— Direction —
Find the string "家庭成员" and gather every line that holds it.

— Provided data —
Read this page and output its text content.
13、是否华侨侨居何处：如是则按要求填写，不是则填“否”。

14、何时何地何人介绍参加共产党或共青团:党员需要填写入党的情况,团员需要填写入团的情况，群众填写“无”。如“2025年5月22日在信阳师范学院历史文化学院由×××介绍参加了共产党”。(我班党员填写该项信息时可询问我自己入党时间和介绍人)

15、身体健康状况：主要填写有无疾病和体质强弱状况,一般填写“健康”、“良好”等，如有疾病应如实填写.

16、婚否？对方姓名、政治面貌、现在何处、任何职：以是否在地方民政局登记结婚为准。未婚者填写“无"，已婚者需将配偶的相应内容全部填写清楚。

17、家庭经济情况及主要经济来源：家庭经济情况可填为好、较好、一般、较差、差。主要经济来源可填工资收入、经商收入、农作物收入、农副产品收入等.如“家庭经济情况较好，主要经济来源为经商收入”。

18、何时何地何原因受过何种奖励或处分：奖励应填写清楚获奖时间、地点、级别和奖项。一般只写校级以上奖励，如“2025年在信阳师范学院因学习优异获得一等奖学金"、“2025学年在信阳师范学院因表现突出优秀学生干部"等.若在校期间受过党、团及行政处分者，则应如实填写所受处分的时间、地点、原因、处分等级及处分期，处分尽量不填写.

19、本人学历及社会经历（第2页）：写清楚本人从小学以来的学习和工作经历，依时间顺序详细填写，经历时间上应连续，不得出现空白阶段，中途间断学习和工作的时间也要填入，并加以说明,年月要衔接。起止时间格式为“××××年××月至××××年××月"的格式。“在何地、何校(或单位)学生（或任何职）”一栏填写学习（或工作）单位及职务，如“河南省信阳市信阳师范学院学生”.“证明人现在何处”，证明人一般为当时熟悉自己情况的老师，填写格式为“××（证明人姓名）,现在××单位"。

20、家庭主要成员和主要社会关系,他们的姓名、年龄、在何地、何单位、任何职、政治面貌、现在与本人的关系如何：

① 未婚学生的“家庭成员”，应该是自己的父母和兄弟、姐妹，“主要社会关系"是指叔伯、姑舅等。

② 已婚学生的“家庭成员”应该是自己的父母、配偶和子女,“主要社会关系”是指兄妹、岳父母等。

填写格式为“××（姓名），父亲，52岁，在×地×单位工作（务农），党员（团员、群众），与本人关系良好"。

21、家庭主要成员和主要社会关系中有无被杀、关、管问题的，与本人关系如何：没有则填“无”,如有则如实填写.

— Completed exercise —
① 未婚学生的“家庭成员”，应该是自己的父母和兄弟、姐妹，“主要社会关系"是指叔伯、姑舅等。
② 已婚学生的“家庭成员”应该是自己的父母、配偶和子女,“主要社会关系”是指兄妹、岳父母等。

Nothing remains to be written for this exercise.